# [Objective]
Tally the lines containing the word "name", and report the tally alone.

* start Source material *

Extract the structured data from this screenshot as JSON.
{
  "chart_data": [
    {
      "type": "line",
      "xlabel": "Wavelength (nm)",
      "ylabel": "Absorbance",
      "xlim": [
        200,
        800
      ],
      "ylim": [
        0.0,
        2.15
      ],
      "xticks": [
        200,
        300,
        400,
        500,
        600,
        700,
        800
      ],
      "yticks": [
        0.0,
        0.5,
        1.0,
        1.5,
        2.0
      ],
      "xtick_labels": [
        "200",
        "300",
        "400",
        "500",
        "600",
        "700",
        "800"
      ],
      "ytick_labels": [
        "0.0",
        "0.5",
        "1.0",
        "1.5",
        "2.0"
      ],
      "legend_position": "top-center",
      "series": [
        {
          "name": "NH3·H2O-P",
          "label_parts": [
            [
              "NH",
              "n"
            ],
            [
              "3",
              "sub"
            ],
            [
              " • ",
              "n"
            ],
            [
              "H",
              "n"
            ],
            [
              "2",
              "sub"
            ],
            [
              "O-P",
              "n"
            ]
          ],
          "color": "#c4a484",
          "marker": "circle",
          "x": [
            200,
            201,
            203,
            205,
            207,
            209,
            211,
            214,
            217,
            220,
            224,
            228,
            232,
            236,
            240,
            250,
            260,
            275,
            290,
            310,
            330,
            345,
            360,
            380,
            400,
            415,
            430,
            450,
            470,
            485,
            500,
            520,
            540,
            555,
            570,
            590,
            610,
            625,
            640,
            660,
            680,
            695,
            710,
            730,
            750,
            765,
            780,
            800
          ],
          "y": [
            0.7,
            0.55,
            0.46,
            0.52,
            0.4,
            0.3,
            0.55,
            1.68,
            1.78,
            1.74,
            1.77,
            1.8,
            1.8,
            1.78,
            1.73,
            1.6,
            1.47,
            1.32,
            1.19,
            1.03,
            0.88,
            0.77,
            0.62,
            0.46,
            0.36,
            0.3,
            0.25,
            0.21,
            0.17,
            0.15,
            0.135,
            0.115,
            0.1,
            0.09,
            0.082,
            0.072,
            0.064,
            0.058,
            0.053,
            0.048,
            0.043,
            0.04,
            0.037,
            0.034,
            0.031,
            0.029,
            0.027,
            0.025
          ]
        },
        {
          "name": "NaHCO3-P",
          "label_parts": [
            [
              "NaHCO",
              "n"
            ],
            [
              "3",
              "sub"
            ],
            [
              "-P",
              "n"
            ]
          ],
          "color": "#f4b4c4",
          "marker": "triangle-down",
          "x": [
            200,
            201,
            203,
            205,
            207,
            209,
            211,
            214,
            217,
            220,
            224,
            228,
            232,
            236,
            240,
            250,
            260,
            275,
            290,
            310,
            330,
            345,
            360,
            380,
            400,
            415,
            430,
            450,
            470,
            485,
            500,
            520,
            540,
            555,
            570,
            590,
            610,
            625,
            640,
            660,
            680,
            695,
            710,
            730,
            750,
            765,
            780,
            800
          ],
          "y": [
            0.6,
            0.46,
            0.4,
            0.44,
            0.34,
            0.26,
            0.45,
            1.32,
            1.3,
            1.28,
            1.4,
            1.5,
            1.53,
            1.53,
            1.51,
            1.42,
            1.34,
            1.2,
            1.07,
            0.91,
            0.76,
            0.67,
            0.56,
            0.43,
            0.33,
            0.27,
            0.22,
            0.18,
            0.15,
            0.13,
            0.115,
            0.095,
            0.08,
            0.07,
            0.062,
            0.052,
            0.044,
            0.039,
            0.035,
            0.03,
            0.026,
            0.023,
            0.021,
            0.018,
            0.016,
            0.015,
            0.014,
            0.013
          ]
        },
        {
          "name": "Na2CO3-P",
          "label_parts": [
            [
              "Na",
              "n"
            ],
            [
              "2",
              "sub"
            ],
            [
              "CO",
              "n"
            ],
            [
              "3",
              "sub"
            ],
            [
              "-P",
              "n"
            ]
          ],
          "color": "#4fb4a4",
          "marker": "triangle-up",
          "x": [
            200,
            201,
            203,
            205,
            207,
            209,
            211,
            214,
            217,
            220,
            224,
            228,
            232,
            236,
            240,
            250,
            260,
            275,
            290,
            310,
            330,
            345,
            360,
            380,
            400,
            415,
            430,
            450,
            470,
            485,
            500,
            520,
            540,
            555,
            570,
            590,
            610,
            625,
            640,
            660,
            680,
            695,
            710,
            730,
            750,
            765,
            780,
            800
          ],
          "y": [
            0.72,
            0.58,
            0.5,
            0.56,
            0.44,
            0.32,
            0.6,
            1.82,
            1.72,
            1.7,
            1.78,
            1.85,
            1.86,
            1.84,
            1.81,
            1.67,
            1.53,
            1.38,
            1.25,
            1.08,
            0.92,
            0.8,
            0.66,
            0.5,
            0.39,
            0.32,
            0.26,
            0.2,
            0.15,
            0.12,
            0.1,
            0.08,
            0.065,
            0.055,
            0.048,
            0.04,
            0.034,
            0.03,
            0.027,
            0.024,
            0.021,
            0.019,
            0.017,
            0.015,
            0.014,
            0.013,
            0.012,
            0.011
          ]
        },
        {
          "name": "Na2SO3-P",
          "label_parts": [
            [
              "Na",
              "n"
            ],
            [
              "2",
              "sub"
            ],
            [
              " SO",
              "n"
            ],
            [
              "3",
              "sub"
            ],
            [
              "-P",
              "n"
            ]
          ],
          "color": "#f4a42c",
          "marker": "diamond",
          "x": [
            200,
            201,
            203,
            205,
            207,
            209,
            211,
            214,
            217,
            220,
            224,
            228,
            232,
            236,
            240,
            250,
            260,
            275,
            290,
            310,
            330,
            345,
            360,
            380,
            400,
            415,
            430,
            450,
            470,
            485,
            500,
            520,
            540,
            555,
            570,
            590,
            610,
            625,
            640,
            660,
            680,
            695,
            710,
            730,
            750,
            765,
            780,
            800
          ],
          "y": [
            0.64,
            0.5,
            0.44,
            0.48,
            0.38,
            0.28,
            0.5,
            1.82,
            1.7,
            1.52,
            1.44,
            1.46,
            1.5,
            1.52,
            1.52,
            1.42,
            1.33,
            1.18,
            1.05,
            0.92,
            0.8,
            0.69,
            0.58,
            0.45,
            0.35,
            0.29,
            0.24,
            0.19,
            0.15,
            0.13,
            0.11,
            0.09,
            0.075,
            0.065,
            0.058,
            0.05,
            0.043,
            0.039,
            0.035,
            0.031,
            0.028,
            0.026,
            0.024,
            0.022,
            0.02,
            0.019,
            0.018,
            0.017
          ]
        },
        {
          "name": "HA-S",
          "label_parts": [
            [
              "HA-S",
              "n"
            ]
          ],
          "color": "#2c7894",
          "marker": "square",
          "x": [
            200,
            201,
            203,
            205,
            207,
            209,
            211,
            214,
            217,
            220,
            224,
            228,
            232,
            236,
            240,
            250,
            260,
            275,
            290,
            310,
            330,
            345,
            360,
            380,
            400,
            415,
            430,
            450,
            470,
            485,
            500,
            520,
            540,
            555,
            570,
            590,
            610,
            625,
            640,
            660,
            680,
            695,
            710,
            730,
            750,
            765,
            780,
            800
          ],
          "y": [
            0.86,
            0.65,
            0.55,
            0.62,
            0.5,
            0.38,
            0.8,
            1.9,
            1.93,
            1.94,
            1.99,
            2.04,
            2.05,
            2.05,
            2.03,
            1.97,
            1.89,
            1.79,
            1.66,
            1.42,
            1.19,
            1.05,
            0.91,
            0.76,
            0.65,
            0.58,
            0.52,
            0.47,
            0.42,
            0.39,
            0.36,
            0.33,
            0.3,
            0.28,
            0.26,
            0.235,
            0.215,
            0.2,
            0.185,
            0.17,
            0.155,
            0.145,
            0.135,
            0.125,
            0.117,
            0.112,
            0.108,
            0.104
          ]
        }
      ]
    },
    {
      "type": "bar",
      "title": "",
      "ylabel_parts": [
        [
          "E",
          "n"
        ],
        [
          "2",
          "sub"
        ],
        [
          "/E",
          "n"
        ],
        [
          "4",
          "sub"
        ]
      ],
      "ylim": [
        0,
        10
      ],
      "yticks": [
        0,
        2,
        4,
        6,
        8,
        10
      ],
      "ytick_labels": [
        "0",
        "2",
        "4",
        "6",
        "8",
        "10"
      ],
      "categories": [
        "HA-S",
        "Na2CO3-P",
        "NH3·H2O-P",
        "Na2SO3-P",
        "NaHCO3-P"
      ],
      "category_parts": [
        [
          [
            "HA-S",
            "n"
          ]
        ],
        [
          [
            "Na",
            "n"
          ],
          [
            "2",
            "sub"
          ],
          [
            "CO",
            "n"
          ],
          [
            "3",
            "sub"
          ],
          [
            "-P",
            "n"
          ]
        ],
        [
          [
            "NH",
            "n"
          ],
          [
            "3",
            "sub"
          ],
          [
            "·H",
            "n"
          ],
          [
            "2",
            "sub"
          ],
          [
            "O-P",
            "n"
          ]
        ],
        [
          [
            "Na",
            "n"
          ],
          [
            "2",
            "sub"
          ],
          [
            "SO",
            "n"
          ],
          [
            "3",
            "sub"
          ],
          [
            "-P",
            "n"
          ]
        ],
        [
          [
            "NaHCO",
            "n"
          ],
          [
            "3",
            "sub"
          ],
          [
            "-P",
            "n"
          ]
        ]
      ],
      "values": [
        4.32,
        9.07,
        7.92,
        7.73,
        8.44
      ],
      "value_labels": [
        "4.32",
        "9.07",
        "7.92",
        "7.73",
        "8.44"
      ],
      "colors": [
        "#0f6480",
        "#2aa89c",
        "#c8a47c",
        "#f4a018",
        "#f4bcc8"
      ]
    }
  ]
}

* end Source material *

# [Correct output]
5